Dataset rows
───

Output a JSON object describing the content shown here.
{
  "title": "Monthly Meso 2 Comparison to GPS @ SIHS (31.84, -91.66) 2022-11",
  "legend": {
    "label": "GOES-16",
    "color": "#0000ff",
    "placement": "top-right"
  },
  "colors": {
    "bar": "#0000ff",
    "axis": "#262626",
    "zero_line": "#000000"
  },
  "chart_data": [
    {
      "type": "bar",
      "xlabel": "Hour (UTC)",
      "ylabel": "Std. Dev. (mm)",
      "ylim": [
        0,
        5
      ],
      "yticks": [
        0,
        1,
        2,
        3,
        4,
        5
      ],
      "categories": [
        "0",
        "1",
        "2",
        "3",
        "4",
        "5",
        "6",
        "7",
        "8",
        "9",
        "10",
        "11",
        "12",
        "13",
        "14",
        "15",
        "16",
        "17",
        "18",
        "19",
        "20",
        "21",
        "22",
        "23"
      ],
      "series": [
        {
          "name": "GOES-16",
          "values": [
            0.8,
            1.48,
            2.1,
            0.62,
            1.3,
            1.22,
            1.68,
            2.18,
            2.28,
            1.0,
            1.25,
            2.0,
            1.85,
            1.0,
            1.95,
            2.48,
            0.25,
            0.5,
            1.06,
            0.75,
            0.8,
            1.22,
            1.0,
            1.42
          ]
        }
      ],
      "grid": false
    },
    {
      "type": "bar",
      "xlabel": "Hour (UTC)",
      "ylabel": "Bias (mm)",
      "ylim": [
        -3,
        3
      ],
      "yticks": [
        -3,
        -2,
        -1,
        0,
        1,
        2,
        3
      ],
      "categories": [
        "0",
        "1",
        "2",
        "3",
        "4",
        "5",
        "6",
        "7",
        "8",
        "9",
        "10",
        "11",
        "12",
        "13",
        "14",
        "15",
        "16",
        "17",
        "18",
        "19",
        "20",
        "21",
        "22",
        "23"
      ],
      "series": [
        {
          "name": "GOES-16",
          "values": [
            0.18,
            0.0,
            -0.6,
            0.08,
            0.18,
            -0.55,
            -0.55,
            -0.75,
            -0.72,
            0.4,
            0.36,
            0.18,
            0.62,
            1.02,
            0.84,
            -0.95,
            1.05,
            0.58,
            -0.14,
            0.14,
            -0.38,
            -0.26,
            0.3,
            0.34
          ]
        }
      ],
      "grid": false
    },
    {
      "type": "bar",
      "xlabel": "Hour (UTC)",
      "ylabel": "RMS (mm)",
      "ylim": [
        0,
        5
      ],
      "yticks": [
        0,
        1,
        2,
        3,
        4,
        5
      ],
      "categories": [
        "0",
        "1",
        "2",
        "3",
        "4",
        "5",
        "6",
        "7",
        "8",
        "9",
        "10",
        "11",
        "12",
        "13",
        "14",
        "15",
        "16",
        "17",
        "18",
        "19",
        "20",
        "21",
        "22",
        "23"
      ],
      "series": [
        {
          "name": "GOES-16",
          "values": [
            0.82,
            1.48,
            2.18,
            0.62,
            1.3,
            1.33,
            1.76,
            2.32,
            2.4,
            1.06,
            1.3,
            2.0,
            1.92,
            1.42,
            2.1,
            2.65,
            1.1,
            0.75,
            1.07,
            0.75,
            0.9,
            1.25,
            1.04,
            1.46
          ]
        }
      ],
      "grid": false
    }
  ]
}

───

GOAL:
Every record shown above should be written out again exactly.

THE REPLY:
Output a JSON object describing the content shown here.
{
  "title": "Monthly Meso 2 Comparison to GPS @ SIHS (31.84, -91.66) 2022-11",
  "legend": {
    "label": "GOES-16",
    "color": "#0000ff",
    "placement": "top-right"
  },
  "colors": {
    "bar": "#0000ff",
    "axis": "#262626",
    "zero_line": "#000000"
  },
  "chart_data": [
    {
      "type": "bar",
      "xlabel": "Hour (UTC)",
      "ylabel": "Std. Dev. (mm)",
      "ylim": [
        0,
        5
      ],
      "yticks": [
        0,
        1,
        2,
        3,
        4,
        5
      ],
      "categories": [
        "0",
        "1",
        "2",
        "3",
        "4",
        "5",
        "6",
        "7",
        "8",
        "9",
        "10",
        "11",
        "12",
        "13",
        "14",
        "15",
        "16",
        "17",
        "18",
        "19",
        "20",
        "21",
        "22",
        "23"
      ],
      "series": [
        {
          "name": "GOES-16",
          "values": [
            0.8,
            1.48,
            2.1,
            0.62,
            1.3,
            1.22,
            1.68,
            2.18,
            2.28,
            1.0,
            1.25,
            2.0,
            1.85,
            1.0,
            1.95,
            2.48,
            0.25,
            0.5,
            1.06,
            0.75,
            0.8,
            1.22,
            1.0,
            1.42
          ]
        }
      ],
      "grid": false
    },
    {
      "type": "bar",
      "xlabel": "Hour (UTC)",
      "ylabel": "Bias (mm)",
      "ylim": [
        -3,
        3
      ],
      "yticks": [
        -3,
        -2,
        -1,
        0,
        1,
        2,
        3
      ],
      "categories": [
        "0",
        "1",
        "2",
        "3",
        "4",
        "5",
        "6",
        "7",
        "8",
        "9",
        "10",
        "11",
        "12",
        "13",
        "14",
        "15",
        "16",
        "17",
        "18",
        "19",
        "20",
        "21",
        "22",
        "23"
      ],
      "series": [
        {
          "name": "GOES-16",
          "values": [
            0.18,
            0.0,
            -0.6,
            0.08,
            0.18,
            -0.55,
            -0.55,
            -0.75,
            -0.72,
            0.4,
            0.36,
            0.18,
            0.62,
            1.02,
            0.84,
            -0.95,
            1.05,
            0.58,
            -0.14,
            0.14,
            -0.38,
            -0.26,
            0.3,
            0.34
          ]
        }
      ],
      "grid": false
    },
    {
      "type": "bar",
      "xlabel": "Hour (UTC)",
      "ylabel": "RMS (mm)",
      "ylim": [
        0,
        5
      ],
      "yticks": [
        0,
        1,
        2,
        3,
        4,
        5
      ],
      "categories": [
        "0",
        "1",
        "2",
        "3",
        "4",
        "5",
        "6",
        "7",
        "8",
        "9",
        "10",
        "11",
        "12",
        "13",
        "14",
        "15",
        "16",
        "17",
        "18",
        "19",
        "20",
        "21",
        "22",
        "23"
      ],
      "series": [
        {
          "name": "GOES-16",
          "values": [
            0.82,
            1.48,
            2.18,
            0.62,
            1.3,
            1.33,
            1.76,
            2.32,
            2.4,
            1.06,
            1.3,
            2.0,
            1.92,
            1.42,
            2.1,
            2.65,
            1.1,
            0.75,
            1.07,
            0.75,
            0.9,
            1.25,
            1.04,
            1.46
          ]
        }
      ],
      "grid": false
    }
  ]
}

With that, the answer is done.